_Aim_
Repeat every record below exactly, but leave out any pictures.

_Data records_
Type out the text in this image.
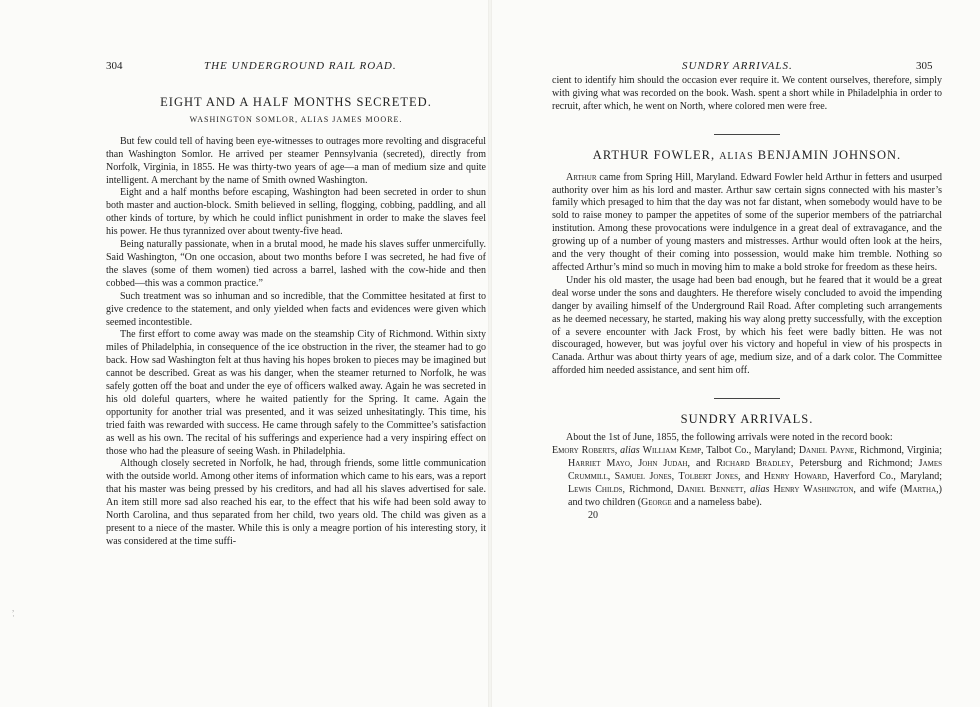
304	THE UNDERGROUND RAIL ROAD.
EIGHT AND A HALF MONTHS SECRETED.
WASHINGTON SOMLOR, ALIAS JAMES MOORE.

But few could tell of having been eye-witnesses to outrages more revolting and disgraceful than Washington Somlor. He arrived per steamer Pennsylvania (secreted), directly from Norfolk, Virginia, in 1855. He was thirty-two years of age—a man of medium size and quite intelligent. A merchant by the name of Smith owned Washington.

Eight and a half months before escaping, Washington had been secreted in order to shun both master and auction-block. Smith believed in selling, flogging, cobbing, paddling, and all other kinds of torture, by which he could inflict punishment in order to make the slaves feel his power. He thus tyrannized over about twenty-five head.

Being naturally passionate, when in a brutal mood, he made his slaves suffer unmercifully. Said Washington, “On one occasion, about two months before I was secreted, he had five of the slaves (some of them women) tied across a barrel, lashed with the cow-hide and then cobbed—this was a common practice.”

Such treatment was so inhuman and so incredible, that the Committee hesitated at first to give credence to the statement, and only yielded when facts and evidences were given which seemed incontestible.

The first effort to come away was made on the steamship City of Richmond. Within sixty miles of Philadelphia, in consequence of the ice obstruction in the river, the steamer had to go back. How sad Washington felt at thus having his hopes broken to pieces may be imagined but cannot be described. Great as was his danger, when the steamer returned to Norfolk, he was safely gotten off the boat and under the eye of officers walked away. Again he was secreted in his old doleful quarters, where he waited patiently for the Spring. It came. Again the opportunity for another trial was presented, and it was seized unhesitatingly. This time, his tried faith was rewarded with success. He came through safely to the Committee’s satisfaction as well as his own. The recital of his sufferings and experience had a very inspiring effect on those who had the pleasure of seeing Wash. in Philadelphia.

Although closely secreted in Norfolk, he had, through friends, some little communication with the outside world. Among other items of information which came to his ears, was a report that his master was being pressed by his creditors, and had all his slaves advertised for sale. An item still more sad also reached his ear, to the effect that his wife had been sold away to North Carolina, and thus separated from her child, two years old. The child was given as a present to a niece of the master. While this is only a meagre portion of his interesting story, it was considered at the time suffi-

,
·
SUNDRY ARRIVALS.	305

cient to identify him should the occasion ever require it. We content ourselves, therefore, simply with giving what was recorded on the book. Wash. spent a short while in Philadelphia in order to recruit, after which, he went on North, where colored men were free.

ARTHUR FOWLER, ALIAS BENJAMIN JOHNSON.

Arthur came from Spring Hill, Maryland. Edward Fowler held Arthur in fetters and usurped authority over him as his lord and master. Arthur saw certain signs connected with his master’s family which presaged to him that the day was not far distant, when somebody would have to be sold to raise money to pamper the appetites of some of the superior members of the patriarchal institution. Among these provocations were indulgence in a great deal of extravagance, and the growing up of a number of young masters and mistresses. Arthur would often look at the heirs, and the very thought of their coming into possession, would make him tremble. Nothing so affected Arthur’s mind so much in moving him to make a bold stroke for freedom as these heirs.

Under his old master, the usage had been bad enough, but he feared that it would be a great deal worse under the sons and daughters. He therefore wisely concluded to avoid the impending danger by availing himself of the Underground Rail Road. After completing such arrangements as he deemed necessary, he started, making his way along pretty successfully, with the exception of a severe encounter with Jack Frost, by which his feet were badly bitten. He was not discouraged, however, but was joyful over his victory and hopeful in view of his prospects in Canada. Arthur was about thirty years of age, medium size, and of a dark color. The Committee afforded him needed assistance, and sent him off.

SUNDRY ARRIVALS.

About the 1st of June, 1855, the following arrivals were noted in the record book:

Emory Roberts, alias William Kemp, Talbot Co., Maryland; Daniel Payne, Richmond, Virginia; Harriet Mayo, John Judah, and Richard Bradley, Petersburg and Richmond; James Crummill, Samuel Jones, Tolbert Jones, and Henry Howard, Haverford Co., Maryland; Lewis Childs, Richmond, Daniel Bennett, alias Henry Washington, and wife (Martha,) and two children (George and a nameless babe).

20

_Correct response_
Type out the text in this image.
304	THE UNDERGROUND RAIL ROAD.
EIGHT AND A HALF MONTHS SECRETED.
WASHINGTON SOMLOR, ALIAS JAMES MOORE.

But few could tell of having been eye-witnesses to outrages more revolting and disgraceful than Washington Somlor. He arrived per steamer Pennsylvania (secreted), directly from Norfolk, Virginia, in 1855. He was thirty-two years of age—a man of medium size and quite intelligent. A merchant by the name of Smith owned Washington.

Eight and a half months before escaping, Washington had been secreted in order to shun both master and auction-block. Smith believed in selling, flogging, cobbing, paddling, and all other kinds of torture, by which he could inflict punishment in order to make the slaves feel his power. He thus tyrannized over about twenty-five head.

Being naturally passionate, when in a brutal mood, he made his slaves suffer unmercifully. Said Washington, “On one occasion, about two months before I was secreted, he had five of the slaves (some of them women) tied across a barrel, lashed with the cow-hide and then cobbed—this was a common practice.”

Such treatment was so inhuman and so incredible, that the Committee hesitated at first to give credence to the statement, and only yielded when facts and evidences were given which seemed incontestible.

The first effort to come away was made on the steamship City of Richmond. Within sixty miles of Philadelphia, in consequence of the ice obstruction in the river, the steamer had to go back. How sad Washington felt at thus having his hopes broken to pieces may be imagined but cannot be described. Great as was his danger, when the steamer returned to Norfolk, he was safely gotten off the boat and under the eye of officers walked away. Again he was secreted in his old doleful quarters, where he waited patiently for the Spring. It came. Again the opportunity for another trial was presented, and it was seized unhesitatingly. This time, his tried faith was rewarded with success. He came through safely to the Committee’s satisfaction as well as his own. The recital of his sufferings and experience had a very inspiring effect on those who had the pleasure of seeing Wash. in Philadelphia.

Although closely secreted in Norfolk, he had, through friends, some little communication with the outside world. Among other items of information which came to his ears, was a report that his master was being pressed by his creditors, and had all his slaves advertised for sale. An item still more sad also reached his ear, to the effect that his wife had been sold away to North Carolina, and thus separated from her child, two years old. The child was given as a present to a niece of the master. While this is only a meagre portion of his interesting story, it was considered at the time suffi-

,
·
SUNDRY ARRIVALS.	305

cient to identify him should the occasion ever require it. We content ourselves, therefore, simply with giving what was recorded on the book. Wash. spent a short while in Philadelphia in order to recruit, after which, he went on North, where colored men were free.

ARTHUR FOWLER, ALIAS BENJAMIN JOHNSON.

Arthur came from Spring Hill, Maryland. Edward Fowler held Arthur in fetters and usurped authority over him as his lord and master. Arthur saw certain signs connected with his master’s family which presaged to him that the day was not far distant, when somebody would have to be sold to raise money to pamper the appetites of some of the superior members of the patriarchal institution. Among these provocations were indulgence in a great deal of extravagance, and the growing up of a number of young masters and mistresses. Arthur would often look at the heirs, and the very thought of their coming into possession, would make him tremble. Nothing so affected Arthur’s mind so much in moving him to make a bold stroke for freedom as these heirs.

Under his old master, the usage had been bad enough, but he feared that it would be a great deal worse under the sons and daughters. He therefore wisely concluded to avoid the impending danger by availing himself of the Underground Rail Road. After completing such arrangements as he deemed necessary, he started, making his way along pretty successfully, with the exception of a severe encounter with Jack Frost, by which his feet were badly bitten. He was not discouraged, however, but was joyful over his victory and hopeful in view of his prospects in Canada. Arthur was about thirty years of age, medium size, and of a dark color. The Committee afforded him needed assistance, and sent him off.

SUNDRY ARRIVALS.

About the 1st of June, 1855, the following arrivals were noted in the record book:

Emory Roberts, alias William Kemp, Talbot Co., Maryland; Daniel Payne, Richmond, Virginia; Harriet Mayo, John Judah, and Richard Bradley, Petersburg and Richmond; James Crummill, Samuel Jones, Tolbert Jones, and Henry Howard, Haverford Co., Maryland; Lewis Childs, Richmond, Daniel Bennett, alias Henry Washington, and wife (Martha,) and two children (George and a nameless babe).

20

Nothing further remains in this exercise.